**Written exercise:** Where a line holds the word "创新学习方式", copy that line.

**Records shown:**
================

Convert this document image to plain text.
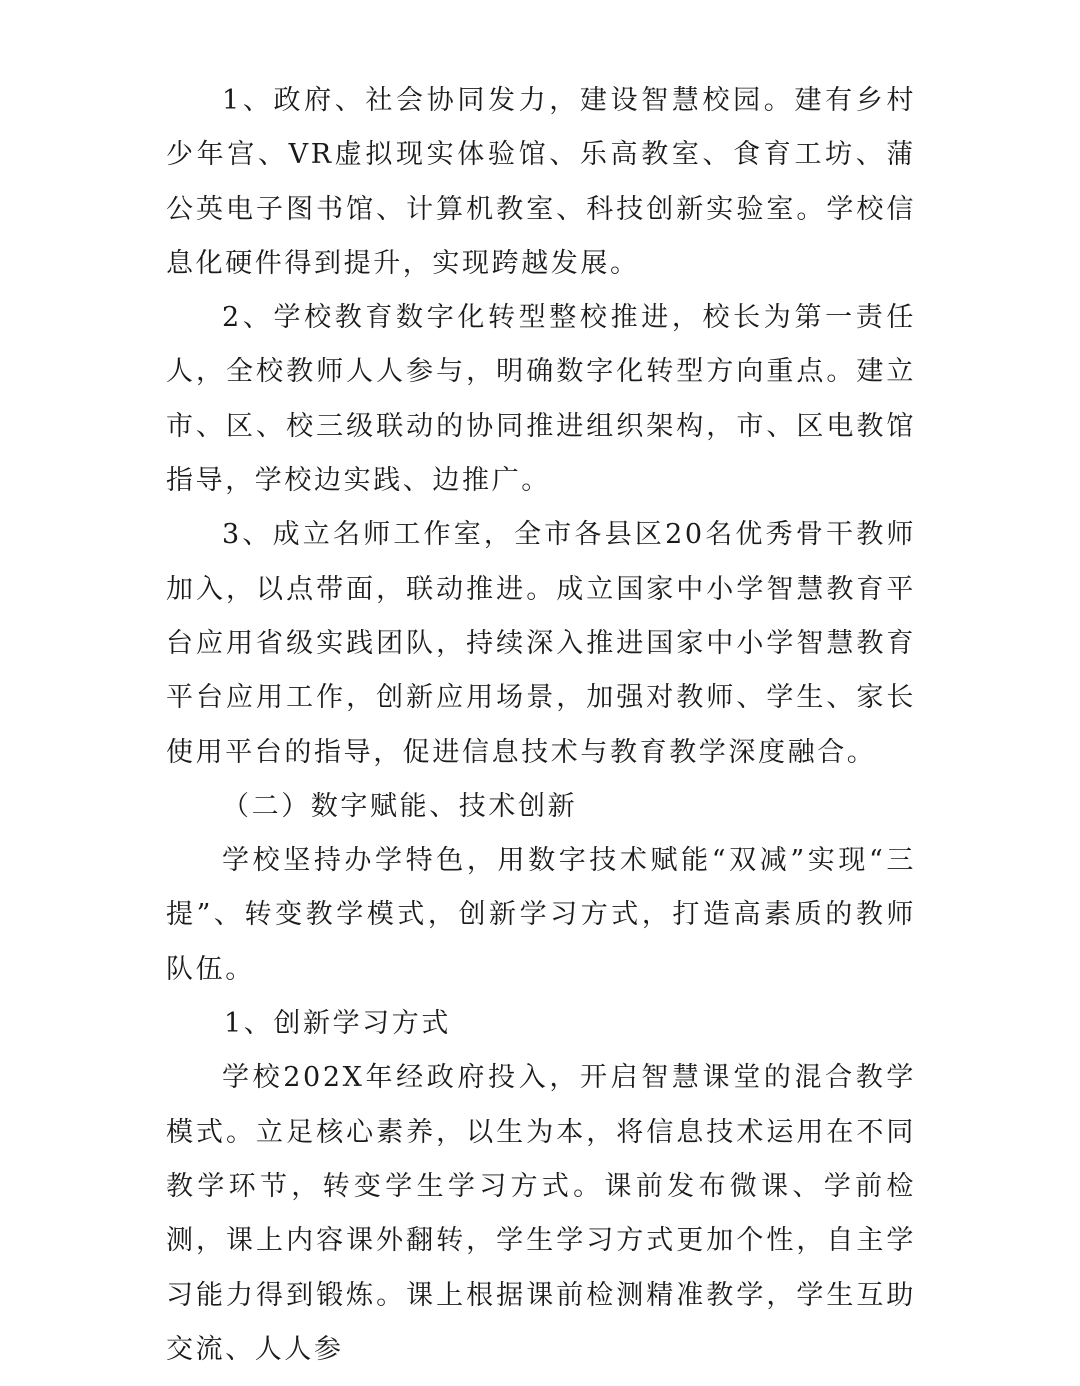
1、政府、社会协同发力，建设智慧校园。建有乡村少年宫、VR虚拟现实体验馆、乐高教室、食育工坊、蒲公英电子图书馆、计算机教室、科技创新实验室。学校信息化硬件得到提升，实现跨越发展。

2、学校教育数字化转型整校推进，校长为第一责任人，全校教师人人参与，明确数字化转型方向重点。建立市、区、校三级联动的协同推进组织架构，市、区电教馆指导，学校边实践、边推广。

3、成立名师工作室，全市各县区20名优秀骨干教师加入，以点带面，联动推进。成立国家中小学智慧教育平台应用省级实践团队，持续深入推进国家中小学智慧教育平台应用工作，创新应用场景，加强对教师、学生、家长使用平台的指导，促进信息技术与教育教学深度融合。

（二）数字赋能、技术创新

学校坚持办学特色，用数字技术赋能“双减”实现“三提”、转变教学模式，创新学习方式，打造高素质的教师队伍。

1、创新学习方式

学校202X年经政府投入，开启智慧课堂的混合教学模式。立足核心素养，以生为本，将信息技术运用在不同教学环节，转变学生学习方式。课前发布微课、学前检测，课上内容课外翻转，学生学习方式更加个性，自主学习能力得到锻炼。课上根据课前检测精准教学，学生互助交流、人人参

================

**Response to this task:**
学校坚持办学特色，用数字技术赋能“双减”实现“三提”、转变教学模式，创新学习方式，打造高素质的教师队伍。
1、创新学习方式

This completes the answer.